→ Exercise input:
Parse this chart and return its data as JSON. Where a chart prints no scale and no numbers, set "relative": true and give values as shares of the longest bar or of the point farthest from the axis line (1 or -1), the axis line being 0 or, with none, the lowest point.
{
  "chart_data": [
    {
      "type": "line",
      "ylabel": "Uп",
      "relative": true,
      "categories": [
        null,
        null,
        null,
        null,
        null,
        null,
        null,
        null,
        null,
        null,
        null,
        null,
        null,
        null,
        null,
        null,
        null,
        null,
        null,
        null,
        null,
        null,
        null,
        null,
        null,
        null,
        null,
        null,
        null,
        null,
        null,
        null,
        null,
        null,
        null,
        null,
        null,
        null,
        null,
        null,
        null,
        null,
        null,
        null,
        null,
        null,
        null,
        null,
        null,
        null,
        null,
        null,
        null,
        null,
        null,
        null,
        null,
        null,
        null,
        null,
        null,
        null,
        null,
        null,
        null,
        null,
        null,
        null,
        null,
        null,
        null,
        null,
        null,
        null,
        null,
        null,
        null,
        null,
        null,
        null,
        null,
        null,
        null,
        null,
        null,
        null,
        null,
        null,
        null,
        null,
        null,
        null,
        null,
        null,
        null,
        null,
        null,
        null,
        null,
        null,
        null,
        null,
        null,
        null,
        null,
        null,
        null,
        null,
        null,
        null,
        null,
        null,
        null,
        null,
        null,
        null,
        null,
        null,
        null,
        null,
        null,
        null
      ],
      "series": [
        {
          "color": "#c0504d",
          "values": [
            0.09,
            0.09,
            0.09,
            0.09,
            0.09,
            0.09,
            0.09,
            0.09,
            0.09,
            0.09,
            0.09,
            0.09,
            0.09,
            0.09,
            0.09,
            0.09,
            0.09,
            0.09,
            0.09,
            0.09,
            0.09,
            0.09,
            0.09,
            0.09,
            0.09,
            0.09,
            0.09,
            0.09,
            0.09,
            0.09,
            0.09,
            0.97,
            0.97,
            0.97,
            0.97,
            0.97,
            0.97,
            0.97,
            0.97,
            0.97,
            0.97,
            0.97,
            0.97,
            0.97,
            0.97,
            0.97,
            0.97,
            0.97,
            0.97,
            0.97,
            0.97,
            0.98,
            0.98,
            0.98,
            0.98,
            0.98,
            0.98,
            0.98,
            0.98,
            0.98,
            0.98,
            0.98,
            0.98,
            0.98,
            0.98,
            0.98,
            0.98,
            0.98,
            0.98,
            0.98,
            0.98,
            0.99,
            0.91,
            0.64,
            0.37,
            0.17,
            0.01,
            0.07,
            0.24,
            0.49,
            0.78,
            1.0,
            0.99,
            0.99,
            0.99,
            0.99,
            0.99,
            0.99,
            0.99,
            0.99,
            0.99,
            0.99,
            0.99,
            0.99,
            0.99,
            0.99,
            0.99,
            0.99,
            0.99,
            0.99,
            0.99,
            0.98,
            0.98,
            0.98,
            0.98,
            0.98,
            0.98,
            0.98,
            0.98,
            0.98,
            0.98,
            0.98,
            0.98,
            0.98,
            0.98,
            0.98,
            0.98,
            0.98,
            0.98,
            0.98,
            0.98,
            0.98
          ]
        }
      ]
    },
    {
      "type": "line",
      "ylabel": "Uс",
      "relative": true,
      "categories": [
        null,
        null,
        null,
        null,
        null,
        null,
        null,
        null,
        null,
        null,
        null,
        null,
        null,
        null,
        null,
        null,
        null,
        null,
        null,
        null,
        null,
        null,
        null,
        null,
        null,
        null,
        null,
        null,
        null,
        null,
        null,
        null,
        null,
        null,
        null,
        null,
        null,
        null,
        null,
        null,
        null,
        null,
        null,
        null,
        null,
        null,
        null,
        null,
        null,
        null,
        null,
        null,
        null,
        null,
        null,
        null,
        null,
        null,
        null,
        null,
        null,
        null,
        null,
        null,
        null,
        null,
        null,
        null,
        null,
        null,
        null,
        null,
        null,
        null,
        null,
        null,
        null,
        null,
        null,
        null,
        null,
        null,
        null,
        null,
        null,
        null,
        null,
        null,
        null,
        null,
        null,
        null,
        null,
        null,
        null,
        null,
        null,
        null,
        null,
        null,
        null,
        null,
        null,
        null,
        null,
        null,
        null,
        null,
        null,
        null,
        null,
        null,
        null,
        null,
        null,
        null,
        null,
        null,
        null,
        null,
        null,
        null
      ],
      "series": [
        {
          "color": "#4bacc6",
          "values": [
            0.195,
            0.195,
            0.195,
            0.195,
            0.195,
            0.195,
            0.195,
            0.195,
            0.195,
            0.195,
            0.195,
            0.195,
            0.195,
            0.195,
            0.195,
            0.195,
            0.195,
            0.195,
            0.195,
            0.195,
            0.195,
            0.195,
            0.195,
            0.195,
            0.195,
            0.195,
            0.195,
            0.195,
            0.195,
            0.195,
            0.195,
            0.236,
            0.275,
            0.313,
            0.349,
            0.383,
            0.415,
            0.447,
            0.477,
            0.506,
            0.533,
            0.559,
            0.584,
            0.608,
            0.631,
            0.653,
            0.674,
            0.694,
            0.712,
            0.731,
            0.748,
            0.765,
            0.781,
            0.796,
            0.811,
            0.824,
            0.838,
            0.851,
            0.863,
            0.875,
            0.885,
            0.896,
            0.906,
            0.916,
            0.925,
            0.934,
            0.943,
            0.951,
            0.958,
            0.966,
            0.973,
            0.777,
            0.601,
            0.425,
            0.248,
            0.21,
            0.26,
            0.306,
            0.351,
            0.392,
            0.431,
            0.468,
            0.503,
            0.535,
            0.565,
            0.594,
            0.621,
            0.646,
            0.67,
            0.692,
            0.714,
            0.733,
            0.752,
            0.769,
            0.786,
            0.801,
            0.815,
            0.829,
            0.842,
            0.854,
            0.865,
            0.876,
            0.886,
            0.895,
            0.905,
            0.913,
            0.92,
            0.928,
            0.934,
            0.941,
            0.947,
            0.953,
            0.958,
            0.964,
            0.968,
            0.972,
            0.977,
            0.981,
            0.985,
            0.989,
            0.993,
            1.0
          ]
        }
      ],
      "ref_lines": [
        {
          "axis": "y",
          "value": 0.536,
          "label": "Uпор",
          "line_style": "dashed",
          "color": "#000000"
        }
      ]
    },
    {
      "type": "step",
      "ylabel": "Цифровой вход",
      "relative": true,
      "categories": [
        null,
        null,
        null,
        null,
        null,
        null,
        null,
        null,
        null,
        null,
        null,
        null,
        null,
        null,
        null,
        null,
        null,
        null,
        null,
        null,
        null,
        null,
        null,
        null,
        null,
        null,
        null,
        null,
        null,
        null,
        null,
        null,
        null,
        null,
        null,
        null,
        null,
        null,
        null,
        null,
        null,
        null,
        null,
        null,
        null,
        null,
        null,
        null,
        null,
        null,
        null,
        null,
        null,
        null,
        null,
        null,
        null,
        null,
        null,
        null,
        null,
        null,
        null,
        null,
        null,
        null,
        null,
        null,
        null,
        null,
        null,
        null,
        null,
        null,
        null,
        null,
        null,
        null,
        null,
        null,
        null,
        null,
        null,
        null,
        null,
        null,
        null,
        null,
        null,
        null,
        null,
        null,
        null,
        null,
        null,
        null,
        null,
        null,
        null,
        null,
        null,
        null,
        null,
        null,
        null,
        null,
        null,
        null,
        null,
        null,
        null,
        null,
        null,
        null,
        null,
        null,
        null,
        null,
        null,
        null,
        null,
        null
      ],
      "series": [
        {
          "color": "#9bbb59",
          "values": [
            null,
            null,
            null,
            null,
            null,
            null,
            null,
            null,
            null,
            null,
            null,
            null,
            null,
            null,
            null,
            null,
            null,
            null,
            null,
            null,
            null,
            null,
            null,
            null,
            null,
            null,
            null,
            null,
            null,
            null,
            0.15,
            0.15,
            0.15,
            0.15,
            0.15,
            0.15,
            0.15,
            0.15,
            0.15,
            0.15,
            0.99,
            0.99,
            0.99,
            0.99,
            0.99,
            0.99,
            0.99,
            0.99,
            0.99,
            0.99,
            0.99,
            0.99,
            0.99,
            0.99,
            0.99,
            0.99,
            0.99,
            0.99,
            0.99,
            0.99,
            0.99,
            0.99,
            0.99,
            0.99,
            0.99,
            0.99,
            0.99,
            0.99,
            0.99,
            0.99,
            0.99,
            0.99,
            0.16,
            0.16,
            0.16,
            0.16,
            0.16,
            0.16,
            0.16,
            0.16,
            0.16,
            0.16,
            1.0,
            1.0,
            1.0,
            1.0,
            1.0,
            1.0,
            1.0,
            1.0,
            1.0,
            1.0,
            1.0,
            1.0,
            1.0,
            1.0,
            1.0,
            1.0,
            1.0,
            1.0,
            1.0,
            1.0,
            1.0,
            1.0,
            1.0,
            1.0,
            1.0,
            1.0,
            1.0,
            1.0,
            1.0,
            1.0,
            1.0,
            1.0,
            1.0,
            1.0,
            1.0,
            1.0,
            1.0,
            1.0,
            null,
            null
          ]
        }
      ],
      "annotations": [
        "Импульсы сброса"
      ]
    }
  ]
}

→ Problem details: Count how many lines of the data include the word "axis". Your reply should be that number alone.

→ Full output: 2